| Work to complete |
Work out how many lines include "Update" and answer with that number only.

------------

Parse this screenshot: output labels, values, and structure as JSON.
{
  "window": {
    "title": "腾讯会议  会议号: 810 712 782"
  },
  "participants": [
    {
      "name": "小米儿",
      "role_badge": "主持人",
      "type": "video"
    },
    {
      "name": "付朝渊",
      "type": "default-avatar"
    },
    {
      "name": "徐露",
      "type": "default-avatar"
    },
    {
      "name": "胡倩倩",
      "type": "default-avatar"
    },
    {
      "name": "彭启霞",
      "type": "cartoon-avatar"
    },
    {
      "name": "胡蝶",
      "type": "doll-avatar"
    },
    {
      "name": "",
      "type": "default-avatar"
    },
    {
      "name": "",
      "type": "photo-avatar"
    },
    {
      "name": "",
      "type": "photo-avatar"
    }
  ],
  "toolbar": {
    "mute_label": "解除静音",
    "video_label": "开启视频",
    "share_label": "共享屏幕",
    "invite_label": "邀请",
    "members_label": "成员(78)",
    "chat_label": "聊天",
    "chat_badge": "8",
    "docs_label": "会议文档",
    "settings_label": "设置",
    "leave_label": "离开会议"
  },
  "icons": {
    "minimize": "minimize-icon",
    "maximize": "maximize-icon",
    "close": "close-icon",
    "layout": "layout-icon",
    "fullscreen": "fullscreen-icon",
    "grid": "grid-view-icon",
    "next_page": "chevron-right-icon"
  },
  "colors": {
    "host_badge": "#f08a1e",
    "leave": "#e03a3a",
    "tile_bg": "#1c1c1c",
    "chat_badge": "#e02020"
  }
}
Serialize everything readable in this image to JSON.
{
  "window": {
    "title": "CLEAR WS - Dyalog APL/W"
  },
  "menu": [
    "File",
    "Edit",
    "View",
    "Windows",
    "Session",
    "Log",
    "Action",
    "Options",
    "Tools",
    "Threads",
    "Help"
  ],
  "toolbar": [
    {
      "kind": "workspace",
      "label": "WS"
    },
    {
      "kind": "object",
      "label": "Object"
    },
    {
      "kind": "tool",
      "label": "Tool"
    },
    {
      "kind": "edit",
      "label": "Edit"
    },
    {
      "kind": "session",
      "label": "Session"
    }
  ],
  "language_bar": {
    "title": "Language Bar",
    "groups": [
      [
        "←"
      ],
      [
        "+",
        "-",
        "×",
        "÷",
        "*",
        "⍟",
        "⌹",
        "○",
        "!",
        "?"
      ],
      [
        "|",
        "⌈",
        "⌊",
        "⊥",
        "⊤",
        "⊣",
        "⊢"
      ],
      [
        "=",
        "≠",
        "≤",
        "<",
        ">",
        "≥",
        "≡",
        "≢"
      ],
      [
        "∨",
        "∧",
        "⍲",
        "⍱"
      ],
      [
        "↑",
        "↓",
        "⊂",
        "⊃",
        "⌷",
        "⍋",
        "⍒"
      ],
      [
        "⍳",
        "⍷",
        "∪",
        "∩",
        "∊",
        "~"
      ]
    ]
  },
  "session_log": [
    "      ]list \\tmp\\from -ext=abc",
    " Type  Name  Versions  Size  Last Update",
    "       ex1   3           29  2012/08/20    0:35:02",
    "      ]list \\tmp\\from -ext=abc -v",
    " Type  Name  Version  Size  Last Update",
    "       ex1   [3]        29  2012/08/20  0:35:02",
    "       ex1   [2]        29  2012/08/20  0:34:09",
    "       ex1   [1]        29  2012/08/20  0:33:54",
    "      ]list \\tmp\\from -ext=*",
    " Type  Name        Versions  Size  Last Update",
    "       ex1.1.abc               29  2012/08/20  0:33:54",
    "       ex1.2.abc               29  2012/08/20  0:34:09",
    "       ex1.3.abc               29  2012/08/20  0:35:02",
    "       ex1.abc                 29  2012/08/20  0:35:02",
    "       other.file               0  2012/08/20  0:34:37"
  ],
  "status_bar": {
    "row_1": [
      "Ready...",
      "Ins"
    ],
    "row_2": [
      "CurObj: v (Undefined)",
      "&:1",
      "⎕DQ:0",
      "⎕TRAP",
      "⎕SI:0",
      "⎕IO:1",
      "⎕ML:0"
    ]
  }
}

------------

| Reply |
3